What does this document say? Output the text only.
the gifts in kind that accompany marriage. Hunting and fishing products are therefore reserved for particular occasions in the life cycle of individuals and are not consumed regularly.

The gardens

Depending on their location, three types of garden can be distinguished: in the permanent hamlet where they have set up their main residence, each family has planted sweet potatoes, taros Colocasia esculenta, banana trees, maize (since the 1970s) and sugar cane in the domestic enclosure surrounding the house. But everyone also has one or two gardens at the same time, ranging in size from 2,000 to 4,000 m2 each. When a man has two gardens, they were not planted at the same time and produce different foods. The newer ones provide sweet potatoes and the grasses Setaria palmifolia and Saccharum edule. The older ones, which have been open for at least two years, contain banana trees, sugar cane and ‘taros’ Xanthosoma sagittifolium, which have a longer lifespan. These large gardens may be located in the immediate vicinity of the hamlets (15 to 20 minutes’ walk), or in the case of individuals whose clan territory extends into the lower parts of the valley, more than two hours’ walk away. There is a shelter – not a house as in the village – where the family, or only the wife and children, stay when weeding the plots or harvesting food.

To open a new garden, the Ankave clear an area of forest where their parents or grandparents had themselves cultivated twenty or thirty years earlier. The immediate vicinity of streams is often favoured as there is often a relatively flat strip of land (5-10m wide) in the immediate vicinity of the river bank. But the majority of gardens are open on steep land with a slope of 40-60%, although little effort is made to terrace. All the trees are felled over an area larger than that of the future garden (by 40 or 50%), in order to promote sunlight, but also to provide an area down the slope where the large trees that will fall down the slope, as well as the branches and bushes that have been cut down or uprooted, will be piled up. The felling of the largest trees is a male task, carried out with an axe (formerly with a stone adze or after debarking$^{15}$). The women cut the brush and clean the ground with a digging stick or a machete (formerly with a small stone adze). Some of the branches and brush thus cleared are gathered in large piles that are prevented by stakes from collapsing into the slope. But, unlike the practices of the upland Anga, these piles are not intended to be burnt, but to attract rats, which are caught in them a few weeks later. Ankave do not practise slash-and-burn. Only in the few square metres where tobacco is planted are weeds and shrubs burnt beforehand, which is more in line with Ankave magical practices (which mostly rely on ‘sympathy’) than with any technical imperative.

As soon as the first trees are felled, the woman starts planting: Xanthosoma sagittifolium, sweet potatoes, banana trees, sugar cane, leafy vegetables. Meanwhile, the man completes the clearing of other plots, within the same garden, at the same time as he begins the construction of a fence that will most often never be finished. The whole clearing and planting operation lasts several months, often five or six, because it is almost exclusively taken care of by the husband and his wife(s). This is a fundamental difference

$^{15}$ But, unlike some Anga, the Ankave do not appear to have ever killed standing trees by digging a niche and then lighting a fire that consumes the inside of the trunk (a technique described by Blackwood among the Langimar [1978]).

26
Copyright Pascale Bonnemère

========

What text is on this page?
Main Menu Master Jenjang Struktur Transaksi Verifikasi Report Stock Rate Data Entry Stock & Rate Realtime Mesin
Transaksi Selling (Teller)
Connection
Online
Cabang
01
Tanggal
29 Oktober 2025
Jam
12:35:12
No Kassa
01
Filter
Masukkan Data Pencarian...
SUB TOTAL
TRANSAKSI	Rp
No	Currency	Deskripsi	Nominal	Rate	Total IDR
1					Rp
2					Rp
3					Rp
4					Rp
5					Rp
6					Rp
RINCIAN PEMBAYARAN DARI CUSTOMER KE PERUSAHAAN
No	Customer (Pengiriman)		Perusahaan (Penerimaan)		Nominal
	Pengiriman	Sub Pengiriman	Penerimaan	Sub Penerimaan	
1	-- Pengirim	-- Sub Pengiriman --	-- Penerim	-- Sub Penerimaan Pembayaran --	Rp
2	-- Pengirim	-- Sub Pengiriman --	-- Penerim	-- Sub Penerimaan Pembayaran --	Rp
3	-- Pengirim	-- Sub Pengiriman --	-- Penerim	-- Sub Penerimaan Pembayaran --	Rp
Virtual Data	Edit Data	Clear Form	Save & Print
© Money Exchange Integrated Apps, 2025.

========

_Problem statement_
Working from the listing above, pick out every line that has "sweet" and copy it.

_Solution for this problem_
Depending on their location, three types of garden can be distinguished: in the permanent hamlet where they have set up their main residence, each family has planted sweet potatoes, taros Colocasia esculenta, banana trees, maize (since the 1970s) and sugar cane in the domestic enclosure surrounding the house. But everyone also has one or two gardens at the same time, ranging in size from 2,000 to 4,000 m2 each. When a man has two gardens, they were not planted at the same time and produce different foods. The newer ones provide sweet potatoes and the grasses Setaria palmifolia and Saccharum edule. The older ones, which have been open for at least two years, contain banana trees, sugar cane and ‘taros’ Xanthosoma sagittifolium, which have a longer lifespan. These large gardens may be located in the immediate vicinity of the hamlets (15 to 20 minutes’ walk), or in the case of individuals whose clan territory extends into the lower parts of the valley, more than two hours’ walk away. There is a shelter – not a house as in the village – where the family, or only the wife and children, stay when weeding the plots or harvesting food.
As soon as the first trees are felled, the woman starts planting: Xanthosoma sagittifolium, sweet potatoes, banana trees, sugar cane, leafy vegetables. Meanwhile, the man completes the clearing of other plots, within the same garden, at the same time as he begins the construction of a fence that will most often never be finished. The whole clearing and planting operation lasts several months, often five or six, because it is almost exclusively taken care of by the husband and his wife(s). This is a fundamental difference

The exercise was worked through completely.